DATA EXCERPTS:

>> Start

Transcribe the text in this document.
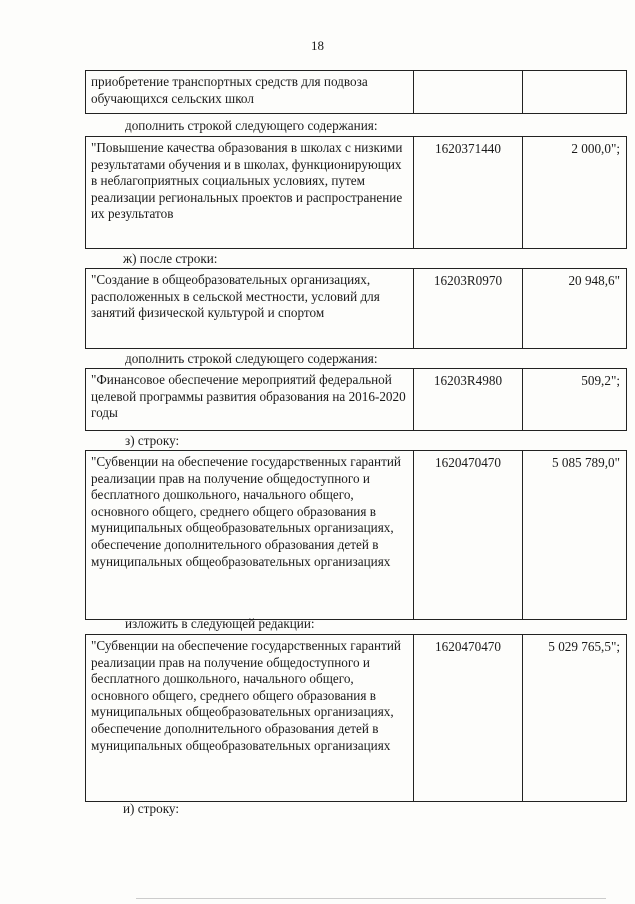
18
приобретение транспортных средств для подвоза обучающихся сельских школ		
дополнить строкой следующего содержания:
"Повышение качества образования в школах с низкими результатами обучения и в школах, функционирующих в неблагоприятных социальных условиях, путем реализации региональных проектов и распространение их результатов	1620371440	2 000,0";
ж) после строки:
"Создание в общеобразовательных организациях, расположенных в сельской местности, условий для занятий физической культурой и спортом	16203R0970	20 948,6"
дополнить строкой следующего содержания:
"Финансовое обеспечение мероприятий федеральной целевой программы развития образования на 2016-2020 годы	16203R4980	509,2";
з) строку:
"Субвенции на обеспечение государственных гарантий реализации прав на получение общедоступного и бесплатного дошкольного, начального общего, основного общего, среднего общего образования в муниципальных общеобразовательных организациях, обеспечение дополнительного образования детей в муниципальных общеобразовательных организациях	1620470470	5 085 789,0"
изложить в следующей редакции:
"Субвенции на обеспечение государственных гарантий реализации прав на получение общедоступного и бесплатного дошкольного, начального общего, основного общего, среднего общего образования в муниципальных общеобразовательных организациях, обеспечение дополнительного образования детей в муниципальных общеобразовательных организациях	1620470470	5 029 765,5";
и) строку:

>> End

WORK TO COMPLETE: In the records, locate each line holding the string "реализации" and copy it.

THE ANSWER:
"Повышение качества образования в школах с низкими результатами обучения и в школах, функционирующих в неблагоприятных социальных условиях, путем реализации региональных проектов и распространение их результатов	1620371440	2 000,0";
"Субвенции на обеспечение государственных гарантий реализации прав на получение общедоступного и бесплатного дошкольного, начального общего, основного общего, среднего общего образования в муниципальных общеобразовательных организациях, обеспечение дополнительного образования детей в муниципальных общеобразовательных организациях	1620470470	5 085 789,0"
"Субвенции на обеспечение государственных гарантий реализации прав на получение общедоступного и бесплатного дошкольного, начального общего, основного общего, среднего общего образования в муниципальных общеобразовательных организациях, обеспечение дополнительного образования детей в муниципальных общеобразовательных организациях	1620470470	5 029 765,5";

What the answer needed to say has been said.